• [Task brief]:
Among the entries below, count the lines where the string "JSON" occurs, and give only the number.
======== Given information
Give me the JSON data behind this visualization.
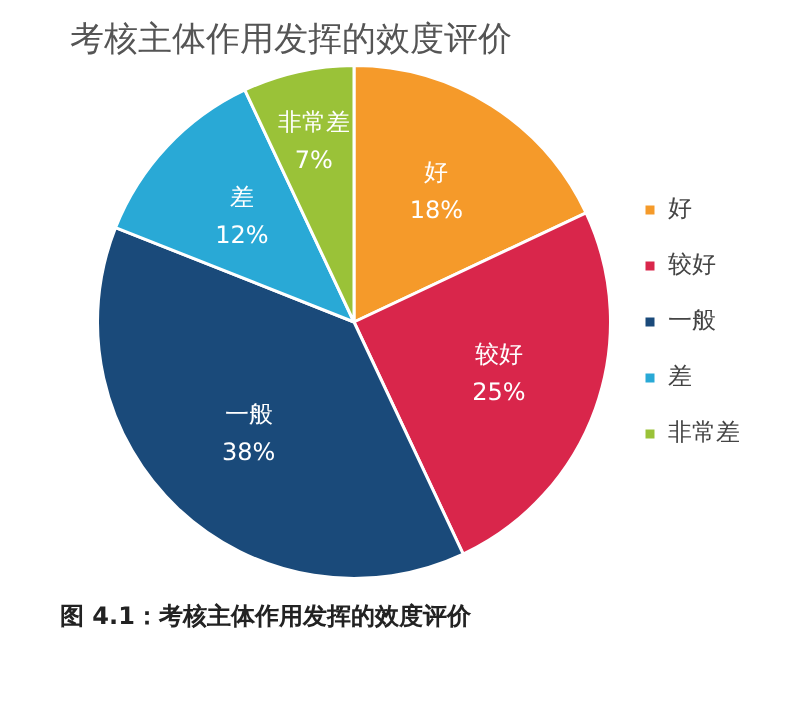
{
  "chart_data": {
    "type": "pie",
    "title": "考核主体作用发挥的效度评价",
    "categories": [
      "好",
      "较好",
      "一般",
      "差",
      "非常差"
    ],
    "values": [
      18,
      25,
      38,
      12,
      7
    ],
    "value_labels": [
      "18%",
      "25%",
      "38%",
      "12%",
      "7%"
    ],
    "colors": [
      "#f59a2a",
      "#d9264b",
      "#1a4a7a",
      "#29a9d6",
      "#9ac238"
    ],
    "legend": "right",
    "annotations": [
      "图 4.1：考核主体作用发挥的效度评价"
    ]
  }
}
================
======== Given information
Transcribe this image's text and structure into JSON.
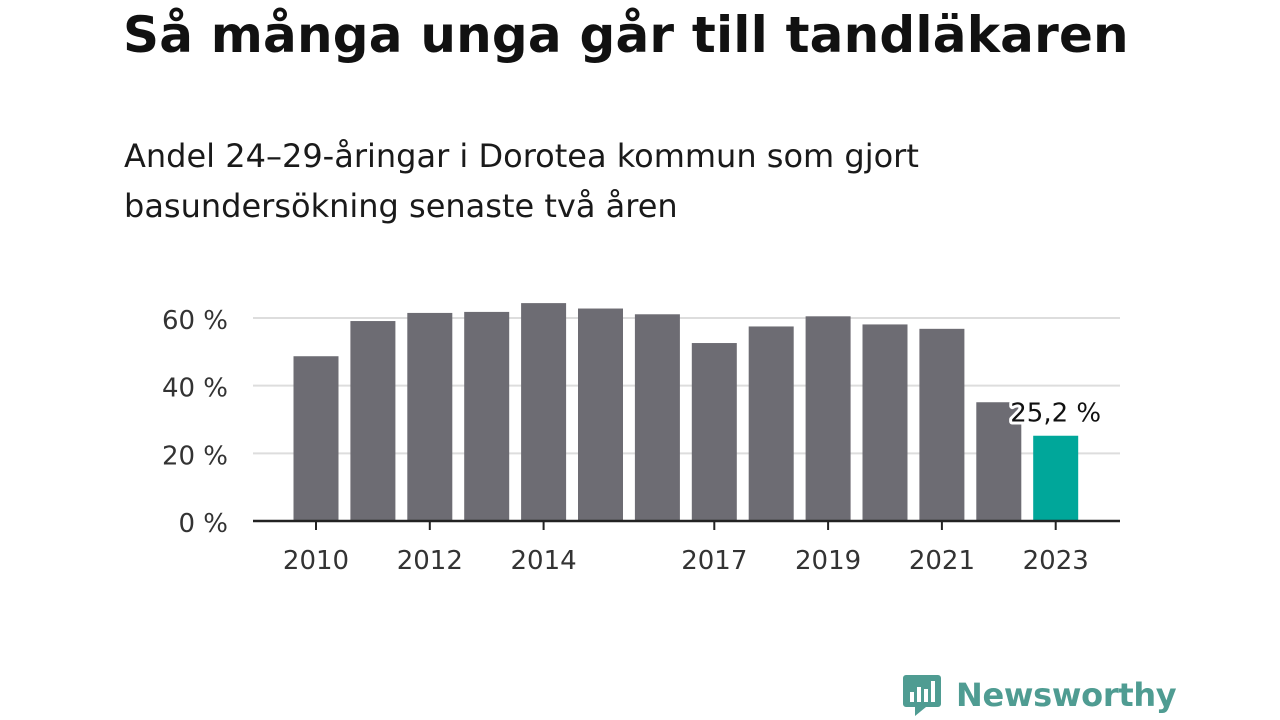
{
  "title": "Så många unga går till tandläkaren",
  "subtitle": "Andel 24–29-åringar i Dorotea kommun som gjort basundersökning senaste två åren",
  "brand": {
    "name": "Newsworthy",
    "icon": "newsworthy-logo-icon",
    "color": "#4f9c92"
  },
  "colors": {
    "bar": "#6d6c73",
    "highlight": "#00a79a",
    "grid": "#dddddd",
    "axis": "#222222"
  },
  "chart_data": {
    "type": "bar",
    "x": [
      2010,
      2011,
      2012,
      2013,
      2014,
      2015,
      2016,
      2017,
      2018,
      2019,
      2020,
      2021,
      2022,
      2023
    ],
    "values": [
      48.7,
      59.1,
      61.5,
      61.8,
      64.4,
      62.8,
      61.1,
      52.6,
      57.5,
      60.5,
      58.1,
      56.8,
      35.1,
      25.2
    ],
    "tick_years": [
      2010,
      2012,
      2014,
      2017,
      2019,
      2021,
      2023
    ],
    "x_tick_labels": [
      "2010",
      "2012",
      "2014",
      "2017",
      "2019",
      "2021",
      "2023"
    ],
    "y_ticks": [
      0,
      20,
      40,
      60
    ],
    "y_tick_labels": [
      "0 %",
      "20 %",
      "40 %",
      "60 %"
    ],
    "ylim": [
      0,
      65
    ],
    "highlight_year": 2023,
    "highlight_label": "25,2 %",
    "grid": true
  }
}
================
======== Given information
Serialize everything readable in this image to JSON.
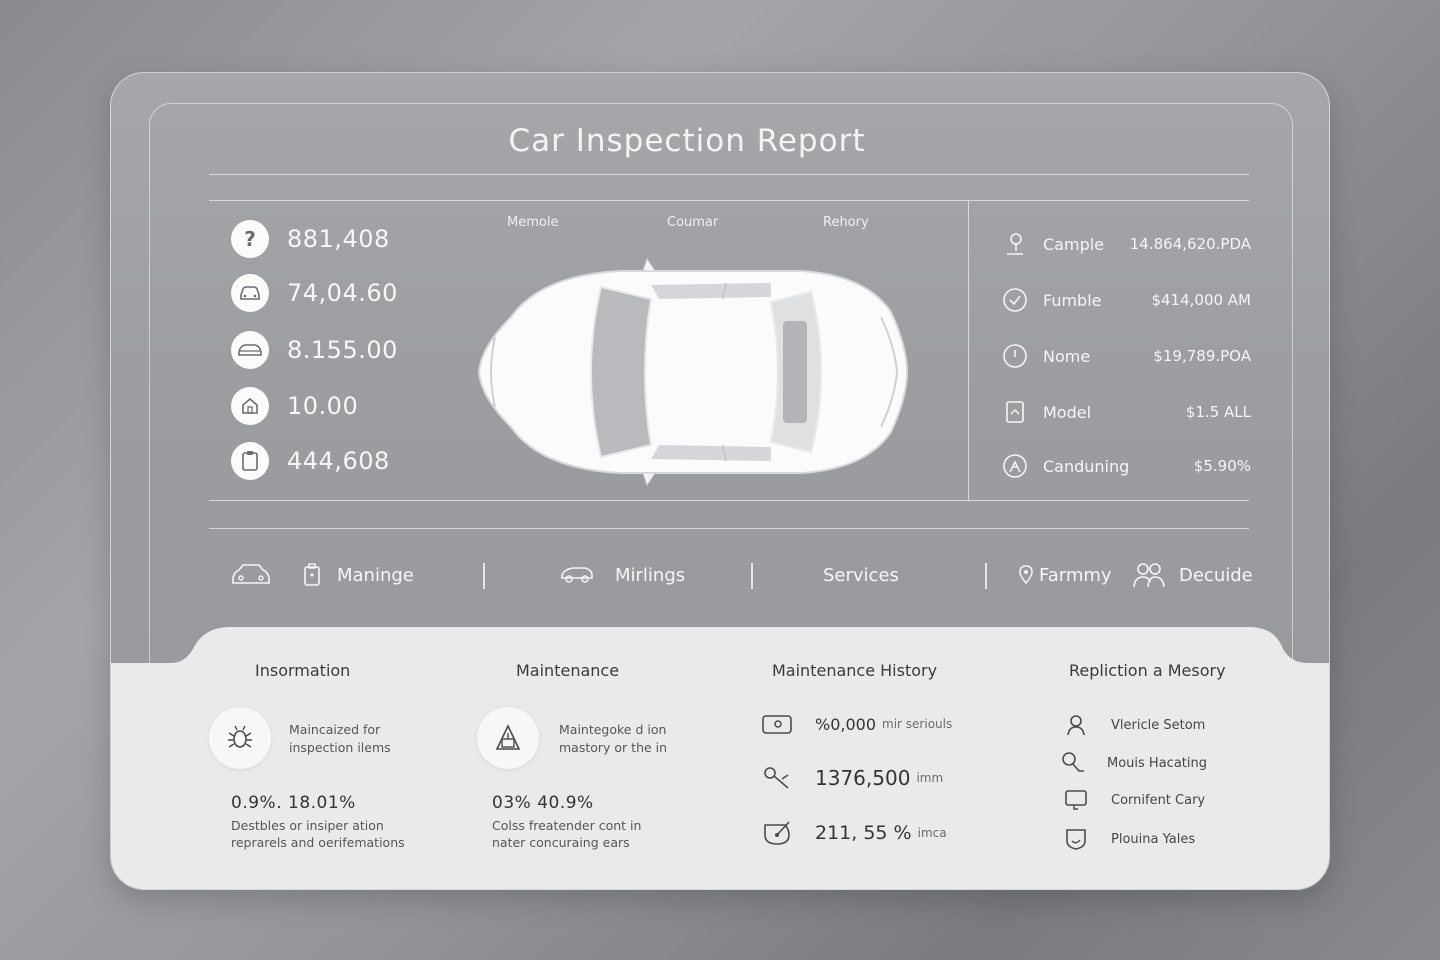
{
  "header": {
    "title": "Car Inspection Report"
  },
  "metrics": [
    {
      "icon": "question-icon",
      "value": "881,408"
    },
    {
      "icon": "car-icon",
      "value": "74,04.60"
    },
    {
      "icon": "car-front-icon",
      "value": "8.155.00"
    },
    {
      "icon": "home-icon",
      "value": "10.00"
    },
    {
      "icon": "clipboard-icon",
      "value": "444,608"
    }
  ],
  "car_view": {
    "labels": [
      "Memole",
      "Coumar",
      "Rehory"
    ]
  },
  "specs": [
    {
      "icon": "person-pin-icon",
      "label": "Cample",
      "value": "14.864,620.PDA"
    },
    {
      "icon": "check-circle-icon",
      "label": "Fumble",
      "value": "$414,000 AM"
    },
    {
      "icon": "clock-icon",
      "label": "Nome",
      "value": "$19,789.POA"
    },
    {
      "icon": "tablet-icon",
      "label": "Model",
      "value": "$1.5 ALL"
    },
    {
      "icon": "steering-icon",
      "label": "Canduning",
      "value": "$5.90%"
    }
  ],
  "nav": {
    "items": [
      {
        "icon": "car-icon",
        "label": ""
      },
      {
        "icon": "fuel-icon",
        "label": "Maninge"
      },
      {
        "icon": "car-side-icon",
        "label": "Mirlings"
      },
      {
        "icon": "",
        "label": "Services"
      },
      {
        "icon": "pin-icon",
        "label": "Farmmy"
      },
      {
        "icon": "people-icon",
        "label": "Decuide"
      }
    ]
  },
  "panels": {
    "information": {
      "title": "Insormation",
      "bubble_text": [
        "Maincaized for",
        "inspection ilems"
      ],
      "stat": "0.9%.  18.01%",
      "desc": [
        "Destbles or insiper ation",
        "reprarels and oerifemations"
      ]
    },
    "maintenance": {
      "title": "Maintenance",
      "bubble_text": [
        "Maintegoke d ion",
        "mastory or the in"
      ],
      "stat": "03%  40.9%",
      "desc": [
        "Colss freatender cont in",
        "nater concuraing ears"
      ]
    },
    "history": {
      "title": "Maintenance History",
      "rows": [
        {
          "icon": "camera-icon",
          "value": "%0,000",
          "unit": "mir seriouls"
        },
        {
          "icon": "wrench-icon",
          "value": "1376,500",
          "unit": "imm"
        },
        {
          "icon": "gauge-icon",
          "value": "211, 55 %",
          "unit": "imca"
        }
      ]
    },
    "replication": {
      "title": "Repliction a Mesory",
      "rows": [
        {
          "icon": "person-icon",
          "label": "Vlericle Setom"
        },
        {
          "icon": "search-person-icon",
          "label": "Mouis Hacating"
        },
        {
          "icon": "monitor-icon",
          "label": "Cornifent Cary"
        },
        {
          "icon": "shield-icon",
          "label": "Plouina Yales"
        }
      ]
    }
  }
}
================
• [Answer to the task]:
3